▸ WHAT YOU NEED TO DO
In the records that follow, show each line where the word "ansari" is present.

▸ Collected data
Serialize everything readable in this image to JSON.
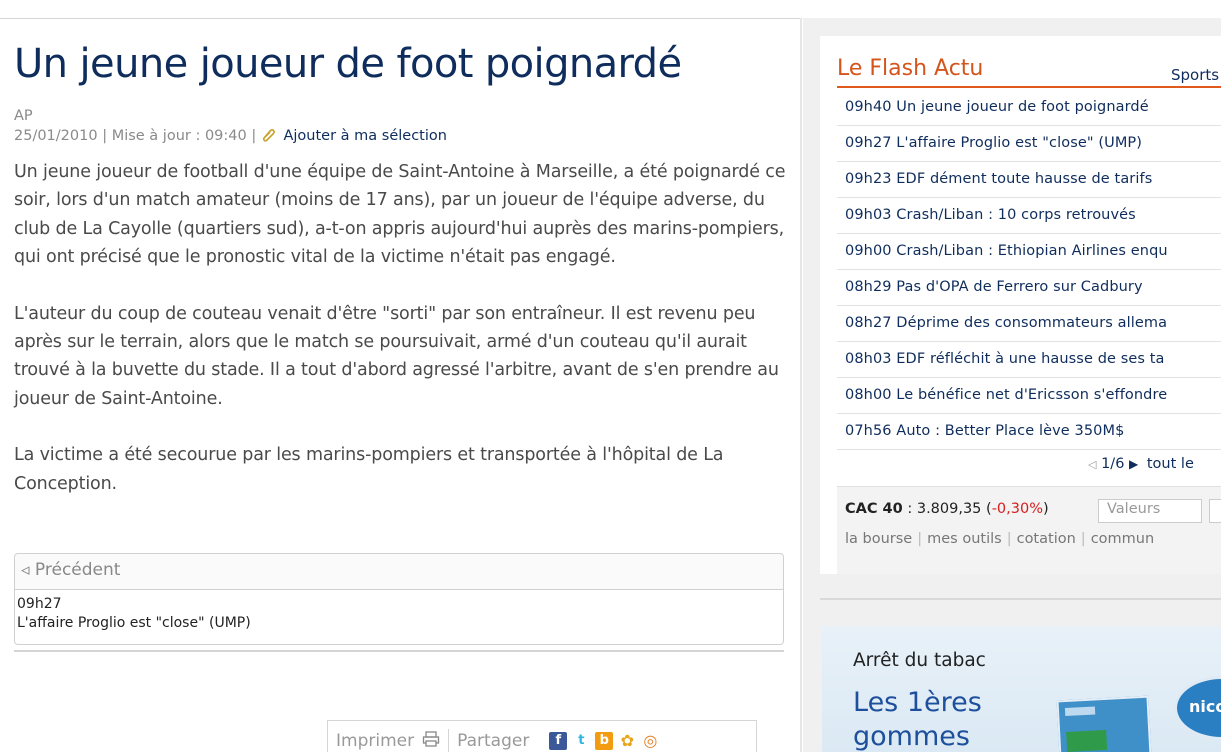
{
  "article": {
    "title": "Un jeune joueur de foot poignardé",
    "source": "AP",
    "date": "25/01/2010",
    "updated": "Mise à jour : 09:40",
    "add_selection": "Ajouter à ma sélection",
    "paragraphs": [
      "Un jeune joueur de football d'une équipe de Saint-Antoine à Marseille, a été poignardé ce soir, lors d'un match amateur (moins de 17 ans), par un joueur de l'équipe adverse, du club de La Cayolle (quartiers sud), a-t-on appris aujourd'hui auprès des marins-pompiers, qui ont précisé que le pronostic vital de la victime n'était pas engagé.",
      "L'auteur du coup de couteau venait d'être \"sorti\" par son entraîneur. Il est revenu peu après sur le terrain, alors que le match se poursuivait, armé d'un couteau qu'il aurait trouvé à la buvette du stade. Il a tout d'abord agressé l'arbitre, avant de s'en prendre au joueur de Saint-Antoine.",
      "La victime a été secourue par les marins-pompiers et transportée à l'hôpital de La Conception."
    ]
  },
  "previous": {
    "label": "◃ Précédent",
    "time": "09h27",
    "title": "L'affaire Proglio est \"close\" (UMP)"
  },
  "share": {
    "print_label": "Imprimer",
    "share_label": "Partager"
  },
  "flash": {
    "title": "Le Flash Actu",
    "tab": "Sports",
    "items": [
      "09h40 Un jeune joueur de foot poignardé",
      "09h27 L'affaire Proglio est \"close\" (UMP)",
      "09h23 EDF dément toute hausse de tarifs",
      "09h03 Crash/Liban : 10 corps retrouvés",
      "09h00 Crash/Liban : Ethiopian Airlines enqu",
      "08h29 Pas d'OPA de Ferrero sur Cadbury",
      "08h27 Déprime des consommateurs allema",
      "08h03 EDF réfléchit à une hausse de ses ta",
      "08h00 Le bénéfice net d'Ericsson s'effondre",
      "07h56 Auto : Better Place lève 350M$"
    ],
    "pager": "1/6",
    "see_all": "tout le"
  },
  "market": {
    "index": "CAC 40",
    "value": " : 3.809,35 (",
    "change": "-0,30%",
    "close": ")",
    "search_placeholder": "Valeurs",
    "links": [
      "la bourse",
      "mes outils",
      "cotation",
      "commun"
    ]
  },
  "ad": {
    "heading": "Arrêt du tabac",
    "line1": "Les 1ères",
    "line2": "gommes",
    "brand": "nico"
  },
  "colors": {
    "headline": "#0f2d5c",
    "flash_accent": "#d4541c",
    "negative": "#d42020"
  }
}
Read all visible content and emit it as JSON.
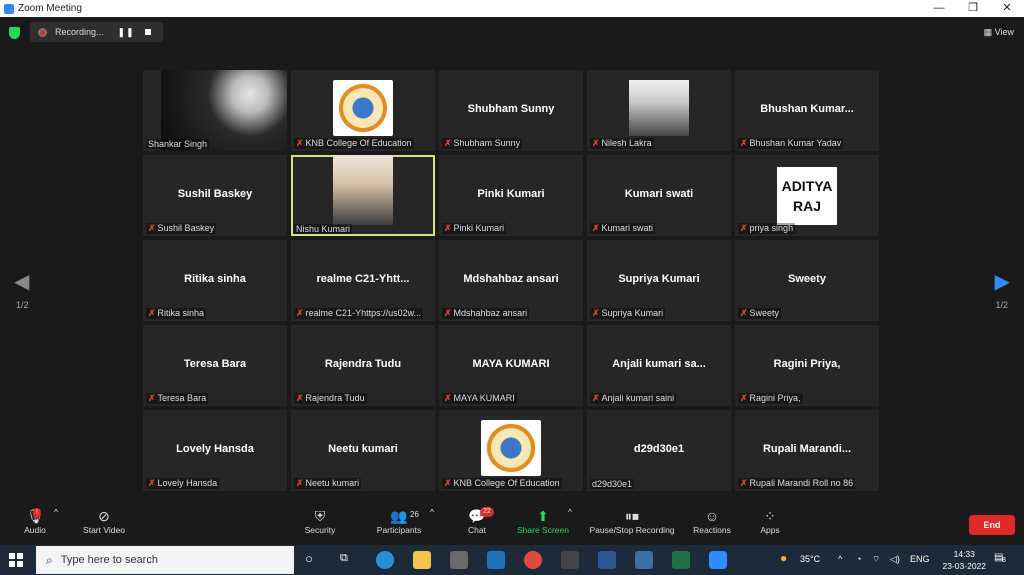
{
  "window": {
    "title": "Zoom Meeting"
  },
  "topbar": {
    "recording_label": "Recording...",
    "pause_glyph": "❚❚",
    "view_label": "View"
  },
  "tiles": [
    {
      "label": "Shankar Singh",
      "muted": false,
      "visual": "dark-video"
    },
    {
      "label": "KNB College Of Education",
      "muted": true,
      "visual": "college-logo"
    },
    {
      "label": "Shubham Sunny",
      "center": "Shubham Sunny",
      "muted": true
    },
    {
      "label": "Nilesh Lakra",
      "muted": true,
      "visual": "profile-photo"
    },
    {
      "label": "Bhushan Kumar Yadav",
      "center": "Bhushan  Kumar...",
      "muted": true
    },
    {
      "label": "Sushil Baskey",
      "center": "Sushil Baskey",
      "muted": true
    },
    {
      "label": "Nishu Kumari",
      "muted": false,
      "visual": "live-video",
      "active": true
    },
    {
      "label": "Pinki Kumari",
      "center": "Pinki Kumari",
      "muted": true
    },
    {
      "label": "Kumari swati",
      "center": "Kumari swati",
      "muted": true
    },
    {
      "label": "priya singh",
      "muted": true,
      "visual": "text-card",
      "card_lines": [
        "ADITYA",
        "RAJ"
      ]
    },
    {
      "label": "Ritika sinha",
      "center": "Ritika sinha",
      "muted": true
    },
    {
      "label": "realme C21-Yhttps://us02w...",
      "center": "realme  C21-Yhtt...",
      "muted": true
    },
    {
      "label": "Mdshahbaz ansari",
      "center": "Mdshahbaz ansari",
      "muted": true
    },
    {
      "label": "Supriya Kumari",
      "center": "Supriya Kumari",
      "muted": true
    },
    {
      "label": "Sweety",
      "center": "Sweety",
      "muted": true
    },
    {
      "label": "Teresa Bara",
      "center": "Teresa Bara",
      "muted": true
    },
    {
      "label": "Rajendra Tudu",
      "center": "Rajendra Tudu",
      "muted": true
    },
    {
      "label": "MAYA KUMARI",
      "center": "MAYA KUMARI",
      "muted": true
    },
    {
      "label": "Anjali kumari saini",
      "center": "Anjali  kumari  sa...",
      "muted": true
    },
    {
      "label": "Ragini Priya,",
      "center": "Ragini Priya,",
      "muted": true
    },
    {
      "label": "Lovely Hansda",
      "center": "Lovely Hansda",
      "muted": true
    },
    {
      "label": "Neetu kumari",
      "center": "Neetu kumari",
      "muted": true
    },
    {
      "label": "KNB College Of Education",
      "muted": true,
      "visual": "college-logo"
    },
    {
      "label": "d29d30e1",
      "center": "d29d30e1",
      "muted": false
    },
    {
      "label": "Rupali Marandi Roll no 86",
      "center": "Rupali  Marandi...",
      "muted": true
    }
  ],
  "pagination": {
    "left": "1/2",
    "right": "1/2"
  },
  "toolbar": {
    "audio": "Audio",
    "audio_badge": "!",
    "start_video": "Start Video",
    "security": "Security",
    "participants": "Participants",
    "participants_count": "26",
    "chat": "Chat",
    "chat_badge": "22",
    "share_screen": "Share Screen",
    "pause_stop_recording": "Pause/Stop Recording",
    "reactions": "Reactions",
    "apps": "Apps",
    "end": "End"
  },
  "taskbar": {
    "search_placeholder": "Type here to search",
    "weather": "35°C",
    "language": "ENG",
    "time": "14:33",
    "date": "23-03-2022",
    "notification_count": "8"
  },
  "colors": {
    "accent": "#2d8cff",
    "muted_red": "#e53a3a",
    "share_green": "#23d959",
    "end_red": "#e02828",
    "active_outline": "#d8e27a"
  }
}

▸ THE REPLY
      "label": "Mdshahbaz ansari",
      "center": "Mdshahbaz ansari",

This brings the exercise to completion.